▶ **What to do**
Find each line with the word "source" and copy it.

Dataset records:
[start]
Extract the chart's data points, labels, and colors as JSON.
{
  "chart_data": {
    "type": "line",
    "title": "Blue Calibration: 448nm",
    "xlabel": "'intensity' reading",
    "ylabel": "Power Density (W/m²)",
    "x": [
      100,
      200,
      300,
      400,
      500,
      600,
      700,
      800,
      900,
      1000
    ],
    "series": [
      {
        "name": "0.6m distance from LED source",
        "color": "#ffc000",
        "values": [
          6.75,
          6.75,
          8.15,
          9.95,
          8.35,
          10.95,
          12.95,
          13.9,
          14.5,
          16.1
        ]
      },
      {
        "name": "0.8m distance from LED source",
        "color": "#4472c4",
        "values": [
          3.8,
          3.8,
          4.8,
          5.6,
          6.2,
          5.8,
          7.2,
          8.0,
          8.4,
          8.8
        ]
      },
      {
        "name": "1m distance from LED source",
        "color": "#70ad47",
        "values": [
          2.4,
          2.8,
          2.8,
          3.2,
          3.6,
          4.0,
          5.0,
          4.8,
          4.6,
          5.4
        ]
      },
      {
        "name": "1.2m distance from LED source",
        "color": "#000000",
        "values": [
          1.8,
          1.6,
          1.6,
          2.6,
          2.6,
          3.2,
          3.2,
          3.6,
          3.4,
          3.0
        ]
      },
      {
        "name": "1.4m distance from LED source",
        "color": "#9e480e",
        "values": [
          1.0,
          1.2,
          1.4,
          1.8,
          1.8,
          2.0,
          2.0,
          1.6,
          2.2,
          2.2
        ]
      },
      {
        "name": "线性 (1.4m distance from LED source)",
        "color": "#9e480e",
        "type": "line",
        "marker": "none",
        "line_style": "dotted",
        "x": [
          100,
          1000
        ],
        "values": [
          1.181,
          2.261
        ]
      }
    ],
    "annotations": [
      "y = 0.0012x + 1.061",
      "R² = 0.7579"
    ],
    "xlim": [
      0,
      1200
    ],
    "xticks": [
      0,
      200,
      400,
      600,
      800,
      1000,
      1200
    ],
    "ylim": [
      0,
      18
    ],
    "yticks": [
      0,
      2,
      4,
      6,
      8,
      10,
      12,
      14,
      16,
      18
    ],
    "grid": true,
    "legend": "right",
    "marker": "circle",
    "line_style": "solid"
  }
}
[end]
▶ **Finished task**
        "name": "0.6m distance from LED source",
        "name": "0.8m distance from LED source",
        "name": "1m distance from LED source",
        "name": "1.2m distance from LED source",
        "name": "1.4m distance from LED source",
        "name": "线性 (1.4m distance from LED source)",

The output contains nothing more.